Retype the material below. Keep every word exactly as it is.

* start DATA PROVIDED *

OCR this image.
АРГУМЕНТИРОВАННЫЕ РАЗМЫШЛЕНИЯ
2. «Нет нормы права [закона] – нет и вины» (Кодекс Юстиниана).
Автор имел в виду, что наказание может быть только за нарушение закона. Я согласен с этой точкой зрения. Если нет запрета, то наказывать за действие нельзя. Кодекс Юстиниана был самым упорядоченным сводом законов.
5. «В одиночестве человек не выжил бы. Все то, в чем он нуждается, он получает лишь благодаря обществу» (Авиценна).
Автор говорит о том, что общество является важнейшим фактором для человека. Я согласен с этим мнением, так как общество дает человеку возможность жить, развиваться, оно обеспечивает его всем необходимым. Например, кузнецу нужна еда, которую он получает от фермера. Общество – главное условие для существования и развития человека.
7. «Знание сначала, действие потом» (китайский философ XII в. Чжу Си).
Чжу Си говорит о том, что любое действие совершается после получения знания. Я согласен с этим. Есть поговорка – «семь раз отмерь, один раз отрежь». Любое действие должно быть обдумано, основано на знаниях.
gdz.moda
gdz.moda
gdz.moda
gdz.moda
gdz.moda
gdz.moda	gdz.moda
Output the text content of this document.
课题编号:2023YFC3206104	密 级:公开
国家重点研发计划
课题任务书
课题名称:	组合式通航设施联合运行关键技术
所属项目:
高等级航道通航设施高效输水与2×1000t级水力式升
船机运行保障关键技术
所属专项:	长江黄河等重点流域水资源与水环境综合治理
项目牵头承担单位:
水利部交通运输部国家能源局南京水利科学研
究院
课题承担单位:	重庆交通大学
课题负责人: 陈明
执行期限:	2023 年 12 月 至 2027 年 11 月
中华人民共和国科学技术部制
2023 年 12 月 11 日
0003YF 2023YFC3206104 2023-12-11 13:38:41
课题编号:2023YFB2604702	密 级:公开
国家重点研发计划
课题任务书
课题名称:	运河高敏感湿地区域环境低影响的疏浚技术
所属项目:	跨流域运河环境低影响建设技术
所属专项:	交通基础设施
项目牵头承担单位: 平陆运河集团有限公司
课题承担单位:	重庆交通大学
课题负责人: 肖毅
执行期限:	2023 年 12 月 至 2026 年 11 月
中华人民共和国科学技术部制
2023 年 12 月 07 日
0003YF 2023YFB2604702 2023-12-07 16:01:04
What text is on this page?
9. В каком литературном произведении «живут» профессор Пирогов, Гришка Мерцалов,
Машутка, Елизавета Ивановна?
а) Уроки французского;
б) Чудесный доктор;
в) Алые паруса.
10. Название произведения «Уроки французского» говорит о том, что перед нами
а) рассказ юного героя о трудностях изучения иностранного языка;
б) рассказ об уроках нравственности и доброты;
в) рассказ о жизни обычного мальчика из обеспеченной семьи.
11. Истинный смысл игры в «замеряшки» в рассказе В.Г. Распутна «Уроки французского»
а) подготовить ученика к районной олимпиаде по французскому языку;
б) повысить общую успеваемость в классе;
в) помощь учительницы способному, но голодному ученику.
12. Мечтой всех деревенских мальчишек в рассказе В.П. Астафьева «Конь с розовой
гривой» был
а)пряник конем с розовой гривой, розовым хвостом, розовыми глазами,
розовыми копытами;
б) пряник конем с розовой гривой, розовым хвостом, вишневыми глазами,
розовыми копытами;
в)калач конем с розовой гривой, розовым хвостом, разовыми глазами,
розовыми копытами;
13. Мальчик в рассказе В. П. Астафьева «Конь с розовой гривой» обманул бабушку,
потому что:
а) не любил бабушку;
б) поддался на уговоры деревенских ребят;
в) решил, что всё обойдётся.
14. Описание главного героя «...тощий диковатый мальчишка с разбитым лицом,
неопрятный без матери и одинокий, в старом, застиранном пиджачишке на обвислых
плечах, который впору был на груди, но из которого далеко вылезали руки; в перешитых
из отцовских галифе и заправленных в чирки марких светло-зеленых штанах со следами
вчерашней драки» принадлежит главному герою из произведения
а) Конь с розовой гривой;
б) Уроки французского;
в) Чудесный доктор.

* end DATA PROVIDED *

SOLUTION:
OCR this image.
АРГУМЕНТИРОВАННЫЕ РАЗМЫШЛЕНИЯ
2. «Нет нормы права [закона] – нет и вины» (Кодекс Юстиниана).
Автор имел в виду, что наказание может быть только за нарушение закона. Я согласен с этой точкой зрения. Если нет запрета, то наказывать за действие нельзя. Кодекс Юстиниана был самым упорядоченным сводом законов.
5. «В одиночестве человек не выжил бы. Все то, в чем он нуждается, он получает лишь благодаря обществу» (Авиценна).
Автор говорит о том, что общество является важнейшим фактором для человека. Я согласен с этим мнением, так как общество дает человеку возможность жить, развиваться, оно обеспечивает его всем необходимым. Например, кузнецу нужна еда, которую он получает от фермера. Общество – главное условие для существования и развития человека.
7. «Знание сначала, действие потом» (китайский философ XII в. Чжу Си).
Чжу Си говорит о том, что любое действие совершается после получения знания. Я согласен с этим. Есть поговорка – «семь раз отмерь, один раз отрежь». Любое действие должно быть обдумано, основано на знаниях.
gdz.moda
gdz.moda
gdz.moda
gdz.moda
gdz.moda
gdz.moda	gdz.moda
Output the text content of this document.
课题编号:2023YFC3206104	密 级:公开
国家重点研发计划
课题任务书
课题名称:	组合式通航设施联合运行关键技术
所属项目:
高等级航道通航设施高效输水与2×1000t级水力式升
船机运行保障关键技术
所属专项:	长江黄河等重点流域水资源与水环境综合治理
项目牵头承担单位:
水利部交通运输部国家能源局南京水利科学研
究院
课题承担单位:	重庆交通大学
课题负责人: 陈明
执行期限:	2023 年 12 月 至 2027 年 11 月
中华人民共和国科学技术部制
2023 年 12 月 11 日
0003YF 2023YFC3206104 2023-12-11 13:38:41
课题编号:2023YFB2604702	密 级:公开
国家重点研发计划
课题任务书
课题名称:	运河高敏感湿地区域环境低影响的疏浚技术
所属项目:	跨流域运河环境低影响建设技术
所属专项:	交通基础设施
项目牵头承担单位: 平陆运河集团有限公司
课题承担单位:	重庆交通大学
课题负责人: 肖毅
执行期限:	2023 年 12 月 至 2026 年 11 月
中华人民共和国科学技术部制
2023 年 12 月 07 日
0003YF 2023YFB2604702 2023-12-07 16:01:04
What text is on this page?
9. В каком литературном произведении «живут» профессор Пирогов, Гришка Мерцалов,
Машутка, Елизавета Ивановна?
а) Уроки французского;
б) Чудесный доктор;
в) Алые паруса.
10. Название произведения «Уроки французского» говорит о том, что перед нами
а) рассказ юного героя о трудностях изучения иностранного языка;
б) рассказ об уроках нравственности и доброты;
в) рассказ о жизни обычного мальчика из обеспеченной семьи.
11. Истинный смысл игры в «замеряшки» в рассказе В.Г. Распутна «Уроки французского»
а) подготовить ученика к районной олимпиаде по французскому языку;
б) повысить общую успеваемость в классе;
в) помощь учительницы способному, но голодному ученику.
12. Мечтой всех деревенских мальчишек в рассказе В.П. Астафьева «Конь с розовой
гривой» был
а)пряник конем с розовой гривой, розовым хвостом, розовыми глазами,
розовыми копытами;
б) пряник конем с розовой гривой, розовым хвостом, вишневыми глазами,
розовыми копытами;
в)калач конем с розовой гривой, розовым хвостом, разовыми глазами,
розовыми копытами;
13. Мальчик в рассказе В. П. Астафьева «Конь с розовой гривой» обманул бабушку,
потому что:
а) не любил бабушку;
б) поддался на уговоры деревенских ребят;
в) решил, что всё обойдётся.
14. Описание главного героя «...тощий диковатый мальчишка с разбитым лицом,
неопрятный без матери и одинокий, в старом, застиранном пиджачишке на обвислых
плечах, который впору был на груди, но из которого далеко вылезали руки; в перешитых
из отцовских галифе и заправленных в чирки марких светло-зеленых штанах со следами
вчерашней драки» принадлежит главному герою из произведения
а) Конь с розовой гривой;
б) Уроки французского;
в) Чудесный доктор.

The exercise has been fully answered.